Task description
Copy the forum excerpt about HTTP upgrade requests failing on WildFly in full, keeping every line word for word.

Extract to read
====

After several days I am pretty stumped as to why this is failing.
Has any body experienced this before and have a solution, or do you have a way to toubleshoot this further.
Thanks
Upvotes: 3
Views: 3240
Reputation: 441
I had similar issues.
but any http upgrade requests fail with a 404. The same call works when WildFly and the browser is on the same machine
Reason for working is not necessarily because of been on the same machine, tested by connecting to a colleague's machine on the same network, the connection worked.

====

Records supplied
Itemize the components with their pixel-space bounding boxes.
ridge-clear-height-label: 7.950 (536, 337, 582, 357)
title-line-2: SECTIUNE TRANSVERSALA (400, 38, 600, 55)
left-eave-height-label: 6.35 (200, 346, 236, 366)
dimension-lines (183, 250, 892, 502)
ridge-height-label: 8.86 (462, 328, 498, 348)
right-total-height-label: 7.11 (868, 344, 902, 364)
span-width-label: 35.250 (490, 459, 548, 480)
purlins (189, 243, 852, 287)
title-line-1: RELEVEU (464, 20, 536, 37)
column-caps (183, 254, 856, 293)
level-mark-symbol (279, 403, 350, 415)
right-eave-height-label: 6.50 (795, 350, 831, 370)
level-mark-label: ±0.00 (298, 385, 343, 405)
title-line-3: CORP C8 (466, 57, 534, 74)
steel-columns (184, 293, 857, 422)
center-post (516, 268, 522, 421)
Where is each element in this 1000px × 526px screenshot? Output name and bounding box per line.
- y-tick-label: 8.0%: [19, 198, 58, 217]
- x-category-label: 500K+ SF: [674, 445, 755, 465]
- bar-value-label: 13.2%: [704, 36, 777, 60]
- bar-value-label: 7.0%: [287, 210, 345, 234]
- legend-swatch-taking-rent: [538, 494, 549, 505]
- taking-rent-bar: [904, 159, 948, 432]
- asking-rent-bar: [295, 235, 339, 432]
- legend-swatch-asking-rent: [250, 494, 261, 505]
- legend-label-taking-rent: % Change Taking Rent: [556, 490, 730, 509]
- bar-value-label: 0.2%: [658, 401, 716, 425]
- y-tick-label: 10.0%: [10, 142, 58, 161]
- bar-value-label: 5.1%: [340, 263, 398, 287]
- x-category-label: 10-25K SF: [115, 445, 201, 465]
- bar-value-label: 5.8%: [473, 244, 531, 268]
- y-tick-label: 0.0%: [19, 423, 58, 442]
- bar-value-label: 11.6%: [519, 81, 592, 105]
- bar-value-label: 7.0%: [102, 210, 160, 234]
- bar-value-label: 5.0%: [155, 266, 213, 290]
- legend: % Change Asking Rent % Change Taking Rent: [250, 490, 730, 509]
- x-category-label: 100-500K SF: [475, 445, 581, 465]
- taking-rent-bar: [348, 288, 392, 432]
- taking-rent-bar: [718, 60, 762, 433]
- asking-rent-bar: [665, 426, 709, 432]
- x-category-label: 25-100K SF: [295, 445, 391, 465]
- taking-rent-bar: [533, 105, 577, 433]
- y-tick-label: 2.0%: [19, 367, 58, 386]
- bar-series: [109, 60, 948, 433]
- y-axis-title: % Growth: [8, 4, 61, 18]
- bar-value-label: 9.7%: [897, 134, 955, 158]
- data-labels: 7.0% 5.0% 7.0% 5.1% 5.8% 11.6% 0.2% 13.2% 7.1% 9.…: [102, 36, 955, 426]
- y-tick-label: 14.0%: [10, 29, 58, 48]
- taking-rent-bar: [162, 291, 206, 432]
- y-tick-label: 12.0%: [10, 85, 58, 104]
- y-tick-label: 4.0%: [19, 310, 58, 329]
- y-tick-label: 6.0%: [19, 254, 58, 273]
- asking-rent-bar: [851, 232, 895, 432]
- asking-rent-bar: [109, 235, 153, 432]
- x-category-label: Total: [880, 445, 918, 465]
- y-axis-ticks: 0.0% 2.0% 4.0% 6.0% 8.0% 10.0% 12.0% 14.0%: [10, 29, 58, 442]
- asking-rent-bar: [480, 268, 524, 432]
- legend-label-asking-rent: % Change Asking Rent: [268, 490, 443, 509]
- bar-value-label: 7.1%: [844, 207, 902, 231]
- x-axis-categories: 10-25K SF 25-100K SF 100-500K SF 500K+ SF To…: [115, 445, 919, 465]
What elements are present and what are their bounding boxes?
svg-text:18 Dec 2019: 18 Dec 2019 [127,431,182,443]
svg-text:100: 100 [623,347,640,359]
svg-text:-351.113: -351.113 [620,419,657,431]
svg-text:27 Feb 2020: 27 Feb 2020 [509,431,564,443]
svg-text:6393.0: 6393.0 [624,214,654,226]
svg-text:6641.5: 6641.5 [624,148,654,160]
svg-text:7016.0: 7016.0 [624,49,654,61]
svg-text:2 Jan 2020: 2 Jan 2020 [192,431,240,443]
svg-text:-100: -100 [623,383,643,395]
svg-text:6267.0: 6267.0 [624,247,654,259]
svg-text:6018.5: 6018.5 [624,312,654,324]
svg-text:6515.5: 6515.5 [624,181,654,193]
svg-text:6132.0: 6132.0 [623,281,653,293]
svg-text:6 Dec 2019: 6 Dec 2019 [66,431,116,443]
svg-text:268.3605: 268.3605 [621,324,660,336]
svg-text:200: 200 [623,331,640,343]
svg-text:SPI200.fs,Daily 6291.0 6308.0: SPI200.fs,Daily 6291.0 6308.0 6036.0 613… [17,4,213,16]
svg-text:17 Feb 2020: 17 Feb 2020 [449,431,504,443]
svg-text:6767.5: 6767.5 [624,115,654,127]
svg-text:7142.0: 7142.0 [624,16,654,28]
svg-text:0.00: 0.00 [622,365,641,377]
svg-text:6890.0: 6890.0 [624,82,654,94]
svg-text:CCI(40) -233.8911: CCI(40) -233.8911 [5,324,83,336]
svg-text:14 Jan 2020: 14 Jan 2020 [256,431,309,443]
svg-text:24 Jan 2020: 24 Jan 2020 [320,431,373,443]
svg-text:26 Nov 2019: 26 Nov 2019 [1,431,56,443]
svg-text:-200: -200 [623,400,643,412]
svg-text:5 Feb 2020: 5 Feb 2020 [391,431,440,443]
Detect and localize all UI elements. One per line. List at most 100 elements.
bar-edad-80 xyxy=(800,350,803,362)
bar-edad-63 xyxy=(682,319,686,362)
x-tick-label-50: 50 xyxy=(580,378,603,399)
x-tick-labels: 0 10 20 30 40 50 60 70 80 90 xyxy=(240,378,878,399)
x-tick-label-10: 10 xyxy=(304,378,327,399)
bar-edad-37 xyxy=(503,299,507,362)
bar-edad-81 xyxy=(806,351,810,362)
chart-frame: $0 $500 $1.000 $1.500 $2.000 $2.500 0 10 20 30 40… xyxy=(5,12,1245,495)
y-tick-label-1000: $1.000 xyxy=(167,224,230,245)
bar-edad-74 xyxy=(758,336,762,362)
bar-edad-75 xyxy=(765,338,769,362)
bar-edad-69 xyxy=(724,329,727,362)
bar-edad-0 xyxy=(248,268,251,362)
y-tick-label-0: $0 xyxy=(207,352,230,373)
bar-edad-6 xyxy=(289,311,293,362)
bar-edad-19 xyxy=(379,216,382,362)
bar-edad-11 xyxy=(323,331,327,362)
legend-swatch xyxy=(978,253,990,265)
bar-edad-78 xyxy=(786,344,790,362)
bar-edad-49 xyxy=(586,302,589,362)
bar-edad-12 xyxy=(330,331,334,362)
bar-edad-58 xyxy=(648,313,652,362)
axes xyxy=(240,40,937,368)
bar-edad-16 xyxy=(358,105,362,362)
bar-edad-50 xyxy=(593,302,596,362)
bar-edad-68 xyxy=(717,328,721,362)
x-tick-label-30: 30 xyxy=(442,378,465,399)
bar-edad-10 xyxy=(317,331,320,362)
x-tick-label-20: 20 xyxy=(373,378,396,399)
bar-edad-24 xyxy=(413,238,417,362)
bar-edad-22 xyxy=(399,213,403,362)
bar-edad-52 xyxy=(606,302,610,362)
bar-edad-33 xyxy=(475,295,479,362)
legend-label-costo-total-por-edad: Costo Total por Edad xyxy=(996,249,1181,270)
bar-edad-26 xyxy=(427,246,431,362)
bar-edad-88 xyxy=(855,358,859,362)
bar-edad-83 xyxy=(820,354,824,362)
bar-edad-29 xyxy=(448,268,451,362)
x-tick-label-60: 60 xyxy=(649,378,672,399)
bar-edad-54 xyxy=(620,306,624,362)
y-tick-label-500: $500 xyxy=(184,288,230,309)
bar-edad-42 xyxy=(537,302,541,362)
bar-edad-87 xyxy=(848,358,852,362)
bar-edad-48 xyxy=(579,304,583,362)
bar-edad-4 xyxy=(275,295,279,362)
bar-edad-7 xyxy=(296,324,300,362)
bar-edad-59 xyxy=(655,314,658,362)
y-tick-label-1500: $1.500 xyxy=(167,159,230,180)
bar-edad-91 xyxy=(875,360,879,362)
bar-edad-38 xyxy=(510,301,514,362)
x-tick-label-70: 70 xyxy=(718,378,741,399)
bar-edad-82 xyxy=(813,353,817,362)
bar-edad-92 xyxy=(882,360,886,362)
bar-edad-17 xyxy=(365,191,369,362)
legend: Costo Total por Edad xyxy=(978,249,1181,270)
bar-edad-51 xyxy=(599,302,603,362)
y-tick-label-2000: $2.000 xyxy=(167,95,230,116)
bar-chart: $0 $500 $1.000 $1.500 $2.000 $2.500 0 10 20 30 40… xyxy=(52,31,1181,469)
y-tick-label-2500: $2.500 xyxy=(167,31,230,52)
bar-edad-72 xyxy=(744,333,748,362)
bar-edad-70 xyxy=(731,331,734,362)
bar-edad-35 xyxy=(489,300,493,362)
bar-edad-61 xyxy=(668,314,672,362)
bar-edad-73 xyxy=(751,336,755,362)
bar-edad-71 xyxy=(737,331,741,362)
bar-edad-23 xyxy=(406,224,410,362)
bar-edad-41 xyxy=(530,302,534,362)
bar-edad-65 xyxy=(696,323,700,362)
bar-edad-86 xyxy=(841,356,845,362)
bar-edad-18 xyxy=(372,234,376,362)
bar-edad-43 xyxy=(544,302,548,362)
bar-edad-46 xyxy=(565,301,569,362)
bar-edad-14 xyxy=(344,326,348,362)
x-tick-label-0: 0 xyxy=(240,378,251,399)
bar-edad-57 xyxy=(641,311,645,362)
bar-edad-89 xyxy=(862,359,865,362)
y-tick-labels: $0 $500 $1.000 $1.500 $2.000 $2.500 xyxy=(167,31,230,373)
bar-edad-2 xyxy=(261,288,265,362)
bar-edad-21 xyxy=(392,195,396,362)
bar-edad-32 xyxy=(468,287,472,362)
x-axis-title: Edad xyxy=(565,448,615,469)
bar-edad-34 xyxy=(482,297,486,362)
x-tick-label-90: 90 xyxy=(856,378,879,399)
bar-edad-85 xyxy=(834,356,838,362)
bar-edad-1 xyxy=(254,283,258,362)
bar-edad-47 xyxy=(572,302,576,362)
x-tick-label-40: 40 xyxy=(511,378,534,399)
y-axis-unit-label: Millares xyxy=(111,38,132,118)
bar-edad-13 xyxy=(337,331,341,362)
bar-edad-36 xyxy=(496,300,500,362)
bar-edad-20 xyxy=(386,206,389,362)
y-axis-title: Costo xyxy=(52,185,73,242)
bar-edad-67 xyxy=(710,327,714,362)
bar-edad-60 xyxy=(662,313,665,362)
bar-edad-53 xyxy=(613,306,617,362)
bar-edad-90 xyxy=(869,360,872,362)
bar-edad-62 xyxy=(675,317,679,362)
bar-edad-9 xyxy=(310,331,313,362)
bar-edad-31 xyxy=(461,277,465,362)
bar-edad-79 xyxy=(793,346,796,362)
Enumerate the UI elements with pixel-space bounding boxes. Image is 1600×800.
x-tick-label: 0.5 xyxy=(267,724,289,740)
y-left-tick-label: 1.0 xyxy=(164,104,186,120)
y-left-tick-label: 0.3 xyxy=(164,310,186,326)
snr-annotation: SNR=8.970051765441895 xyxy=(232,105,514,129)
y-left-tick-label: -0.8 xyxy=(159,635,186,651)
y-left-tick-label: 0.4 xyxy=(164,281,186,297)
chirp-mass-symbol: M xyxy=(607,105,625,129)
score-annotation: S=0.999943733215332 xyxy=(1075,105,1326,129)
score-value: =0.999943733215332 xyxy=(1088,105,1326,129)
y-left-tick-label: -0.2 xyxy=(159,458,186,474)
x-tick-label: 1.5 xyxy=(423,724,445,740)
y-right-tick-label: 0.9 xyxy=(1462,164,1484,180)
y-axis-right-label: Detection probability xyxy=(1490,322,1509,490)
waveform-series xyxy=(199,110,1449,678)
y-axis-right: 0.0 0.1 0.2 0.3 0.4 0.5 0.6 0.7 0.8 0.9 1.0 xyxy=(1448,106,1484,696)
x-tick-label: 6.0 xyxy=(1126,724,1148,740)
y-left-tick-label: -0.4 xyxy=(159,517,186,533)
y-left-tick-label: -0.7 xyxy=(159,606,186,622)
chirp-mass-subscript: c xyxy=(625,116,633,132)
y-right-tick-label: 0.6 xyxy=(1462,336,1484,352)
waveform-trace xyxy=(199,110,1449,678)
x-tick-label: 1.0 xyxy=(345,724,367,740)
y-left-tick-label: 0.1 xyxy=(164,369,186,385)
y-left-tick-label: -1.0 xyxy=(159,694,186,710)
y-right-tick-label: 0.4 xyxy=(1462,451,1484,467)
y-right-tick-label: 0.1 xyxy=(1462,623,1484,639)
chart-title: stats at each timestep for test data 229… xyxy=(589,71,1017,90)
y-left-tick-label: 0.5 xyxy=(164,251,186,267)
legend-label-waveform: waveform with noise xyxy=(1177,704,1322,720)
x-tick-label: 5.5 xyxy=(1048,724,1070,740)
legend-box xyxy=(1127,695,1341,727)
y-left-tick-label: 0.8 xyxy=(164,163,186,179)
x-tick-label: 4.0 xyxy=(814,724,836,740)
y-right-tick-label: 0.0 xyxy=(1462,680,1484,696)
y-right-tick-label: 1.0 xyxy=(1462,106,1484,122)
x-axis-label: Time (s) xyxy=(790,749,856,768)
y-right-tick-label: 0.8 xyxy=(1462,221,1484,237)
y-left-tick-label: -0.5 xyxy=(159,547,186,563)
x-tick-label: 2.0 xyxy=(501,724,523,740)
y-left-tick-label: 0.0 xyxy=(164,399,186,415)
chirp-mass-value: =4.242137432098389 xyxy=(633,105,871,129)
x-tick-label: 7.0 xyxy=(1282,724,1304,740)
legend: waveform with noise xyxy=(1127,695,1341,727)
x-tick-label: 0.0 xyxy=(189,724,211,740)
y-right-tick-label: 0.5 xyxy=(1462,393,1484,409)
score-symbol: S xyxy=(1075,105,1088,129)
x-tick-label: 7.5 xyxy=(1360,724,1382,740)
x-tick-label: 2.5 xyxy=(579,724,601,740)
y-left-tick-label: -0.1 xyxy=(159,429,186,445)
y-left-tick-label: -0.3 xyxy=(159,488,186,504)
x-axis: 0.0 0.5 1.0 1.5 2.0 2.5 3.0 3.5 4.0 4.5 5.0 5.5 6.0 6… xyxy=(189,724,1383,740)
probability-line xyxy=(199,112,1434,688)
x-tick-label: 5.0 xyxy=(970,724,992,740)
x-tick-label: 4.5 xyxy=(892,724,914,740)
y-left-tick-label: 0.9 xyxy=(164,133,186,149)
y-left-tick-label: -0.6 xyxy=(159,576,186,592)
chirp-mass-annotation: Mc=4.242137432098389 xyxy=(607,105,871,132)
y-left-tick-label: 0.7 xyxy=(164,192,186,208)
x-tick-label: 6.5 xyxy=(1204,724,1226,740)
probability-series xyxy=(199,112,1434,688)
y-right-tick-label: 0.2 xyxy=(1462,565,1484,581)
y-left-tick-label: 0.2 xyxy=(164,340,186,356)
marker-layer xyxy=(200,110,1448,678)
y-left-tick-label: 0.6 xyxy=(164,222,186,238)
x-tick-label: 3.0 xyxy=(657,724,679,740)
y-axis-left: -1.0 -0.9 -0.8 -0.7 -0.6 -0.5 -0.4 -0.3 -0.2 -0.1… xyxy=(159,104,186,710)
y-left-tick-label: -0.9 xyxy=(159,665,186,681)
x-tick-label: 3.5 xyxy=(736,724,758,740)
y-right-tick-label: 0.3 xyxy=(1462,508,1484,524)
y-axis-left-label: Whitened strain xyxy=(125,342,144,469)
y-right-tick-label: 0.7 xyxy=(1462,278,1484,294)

====

Solved problem
After several days I am pretty stumped as to why this is failing.
Has any body experienced this before and have a solution, or do you have a way to toubleshoot this further.
Thanks
Upvotes: 3
Views: 3240
Reputation: 441
I had similar issues.
but any http upgrade requests fail with a 404. The same call works when WildFly and the browser is on the same machine
Reason for working is not necessarily because of been on the same machine, tested by connecting to a colleague's machine on the same network, the connection worked.